| Extracted records |
[Begin]

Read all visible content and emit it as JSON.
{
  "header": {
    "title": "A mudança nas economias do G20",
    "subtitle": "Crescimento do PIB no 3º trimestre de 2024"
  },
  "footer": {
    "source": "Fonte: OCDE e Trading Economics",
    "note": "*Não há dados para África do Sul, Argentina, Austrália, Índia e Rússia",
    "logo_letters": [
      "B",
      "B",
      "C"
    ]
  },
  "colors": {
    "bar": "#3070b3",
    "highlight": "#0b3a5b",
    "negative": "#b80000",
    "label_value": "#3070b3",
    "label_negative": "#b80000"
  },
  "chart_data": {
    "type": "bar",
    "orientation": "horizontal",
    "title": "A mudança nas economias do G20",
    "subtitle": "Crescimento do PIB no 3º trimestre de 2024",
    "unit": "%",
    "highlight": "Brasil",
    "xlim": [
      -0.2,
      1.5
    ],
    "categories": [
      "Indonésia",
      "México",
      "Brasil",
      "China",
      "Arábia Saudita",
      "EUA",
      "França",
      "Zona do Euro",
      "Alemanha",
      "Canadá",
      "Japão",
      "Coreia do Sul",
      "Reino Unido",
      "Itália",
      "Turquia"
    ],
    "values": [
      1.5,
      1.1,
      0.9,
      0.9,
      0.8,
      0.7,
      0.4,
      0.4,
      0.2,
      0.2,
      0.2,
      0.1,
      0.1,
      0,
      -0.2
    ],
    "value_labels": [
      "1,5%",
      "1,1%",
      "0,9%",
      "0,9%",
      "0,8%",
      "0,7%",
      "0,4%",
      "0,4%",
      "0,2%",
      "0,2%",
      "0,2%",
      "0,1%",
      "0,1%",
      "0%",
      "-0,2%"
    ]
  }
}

[End]

| Problem requirements |
From the listing above, pick out each line where the word "subtitle" appears.

| Written reply |
    "subtitle": "Crescimento do PIB no 3º trimestre de 2024"
    "subtitle": "Crescimento do PIB no 3º trimestre de 2024",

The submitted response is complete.